Dataset entries
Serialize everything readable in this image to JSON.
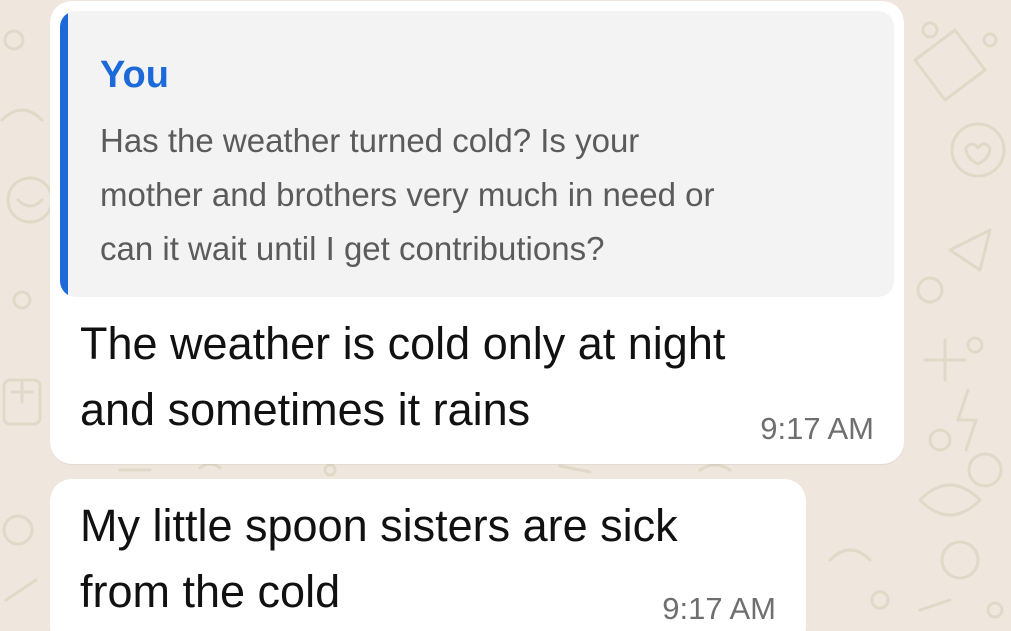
{
  "colors": {
    "wallpaper": "#efe7dd",
    "bubble": "#ffffff",
    "quote_background": "#f3f3f4",
    "quote_accent": "#1c6ad9",
    "timestamp": "#6f6f6f"
  },
  "messages": [
    {
      "quoted": {
        "author": "You",
        "lines": [
          "Has the weather turned cold? Is your",
          "mother and brothers very much in need or",
          "can it wait until I get contributions?"
        ]
      },
      "lines": [
        "The weather is cold only at night",
        "and sometimes it rains"
      ],
      "time": "9:17 AM"
    },
    {
      "lines": [
        "My little spoon sisters are sick",
        "from the cold"
      ],
      "time": "9:17 AM"
    }
  ]
}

Objective ->
Reproduce the material in its entirety and word for word, without the pictures.

Response to this exercise ->
Serialize everything readable in this image to JSON.
{
  "colors": {
    "wallpaper": "#efe7dd",
    "bubble": "#ffffff",
    "quote_background": "#f3f3f4",
    "quote_accent": "#1c6ad9",
    "timestamp": "#6f6f6f"
  },
  "messages": [
    {
      "quoted": {
        "author": "You",
        "lines": [
          "Has the weather turned cold? Is your",
          "mother and brothers very much in need or",
          "can it wait until I get contributions?"
        ]
      },
      "lines": [
        "The weather is cold only at night",
        "and sometimes it rains"
      ],
      "time": "9:17 AM"
    },
    {
      "lines": [
        "My little spoon sisters are sick",
        "from the cold"
      ],
      "time": "9:17 AM"
    }
  ]
}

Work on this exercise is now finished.